Start of EXERCISE DATA

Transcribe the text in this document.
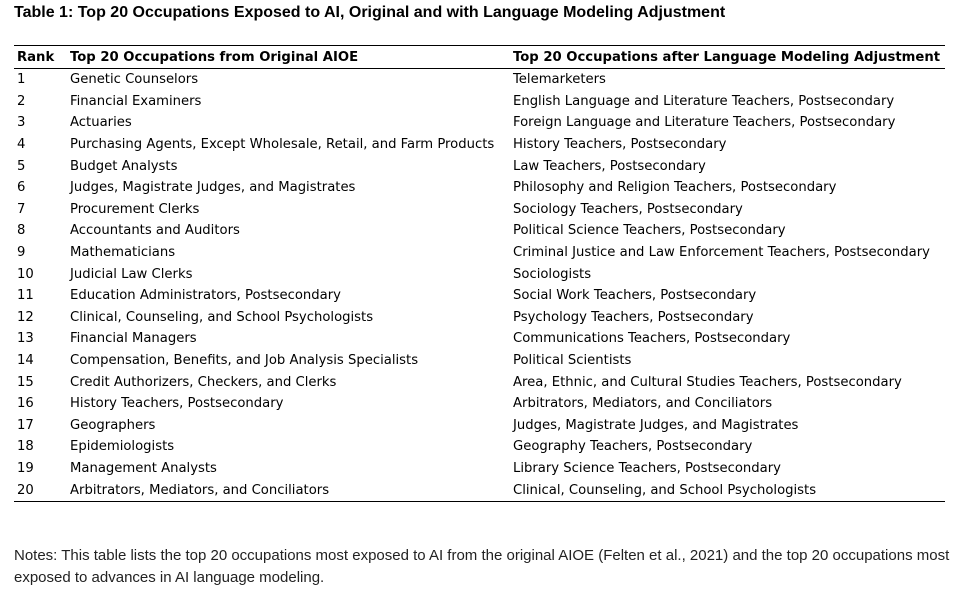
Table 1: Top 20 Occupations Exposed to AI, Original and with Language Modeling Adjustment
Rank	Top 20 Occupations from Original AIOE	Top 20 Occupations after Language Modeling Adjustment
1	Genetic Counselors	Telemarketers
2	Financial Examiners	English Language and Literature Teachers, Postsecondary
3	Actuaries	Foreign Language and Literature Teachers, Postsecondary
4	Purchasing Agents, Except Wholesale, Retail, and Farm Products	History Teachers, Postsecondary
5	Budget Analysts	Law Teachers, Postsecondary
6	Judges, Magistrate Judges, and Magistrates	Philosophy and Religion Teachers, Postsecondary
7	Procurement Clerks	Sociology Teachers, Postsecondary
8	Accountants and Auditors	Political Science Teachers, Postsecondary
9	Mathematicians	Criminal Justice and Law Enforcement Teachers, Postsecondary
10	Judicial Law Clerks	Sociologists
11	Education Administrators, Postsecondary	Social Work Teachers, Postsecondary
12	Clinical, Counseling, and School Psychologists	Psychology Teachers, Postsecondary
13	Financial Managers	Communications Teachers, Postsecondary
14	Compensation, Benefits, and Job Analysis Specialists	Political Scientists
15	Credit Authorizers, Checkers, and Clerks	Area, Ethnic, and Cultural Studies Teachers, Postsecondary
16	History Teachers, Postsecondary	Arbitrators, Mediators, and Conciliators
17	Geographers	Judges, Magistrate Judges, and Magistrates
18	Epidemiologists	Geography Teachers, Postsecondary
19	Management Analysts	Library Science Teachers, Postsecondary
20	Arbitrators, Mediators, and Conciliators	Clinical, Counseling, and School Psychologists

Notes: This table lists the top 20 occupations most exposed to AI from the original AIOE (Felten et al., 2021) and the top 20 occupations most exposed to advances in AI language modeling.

End of EXERCISE DATA

*SHORT EXERCISE*
Print the entries above exactly, taking out only the pictures.

*ANSWER TO THIS TASK*
Transcribe the text in this document.
Table 1: Top 20 Occupations Exposed to AI, Original and with Language Modeling Adjustment
Rank	Top 20 Occupations from Original AIOE	Top 20 Occupations after Language Modeling Adjustment
1	Genetic Counselors	Telemarketers
2	Financial Examiners	English Language and Literature Teachers, Postsecondary
3	Actuaries	Foreign Language and Literature Teachers, Postsecondary
4	Purchasing Agents, Except Wholesale, Retail, and Farm Products	History Teachers, Postsecondary
5	Budget Analysts	Law Teachers, Postsecondary
6	Judges, Magistrate Judges, and Magistrates	Philosophy and Religion Teachers, Postsecondary
7	Procurement Clerks	Sociology Teachers, Postsecondary
8	Accountants and Auditors	Political Science Teachers, Postsecondary
9	Mathematicians	Criminal Justice and Law Enforcement Teachers, Postsecondary
10	Judicial Law Clerks	Sociologists
11	Education Administrators, Postsecondary	Social Work Teachers, Postsecondary
12	Clinical, Counseling, and School Psychologists	Psychology Teachers, Postsecondary
13	Financial Managers	Communications Teachers, Postsecondary
14	Compensation, Benefits, and Job Analysis Specialists	Political Scientists
15	Credit Authorizers, Checkers, and Clerks	Area, Ethnic, and Cultural Studies Teachers, Postsecondary
16	History Teachers, Postsecondary	Arbitrators, Mediators, and Conciliators
17	Geographers	Judges, Magistrate Judges, and Magistrates
18	Epidemiologists	Geography Teachers, Postsecondary
19	Management Analysts	Library Science Teachers, Postsecondary
20	Arbitrators, Mediators, and Conciliators	Clinical, Counseling, and School Psychologists

Notes: This table lists the top 20 occupations most exposed to AI from the original AIOE (Felten et al., 2021) and the top 20 occupations most exposed to advances in AI language modeling.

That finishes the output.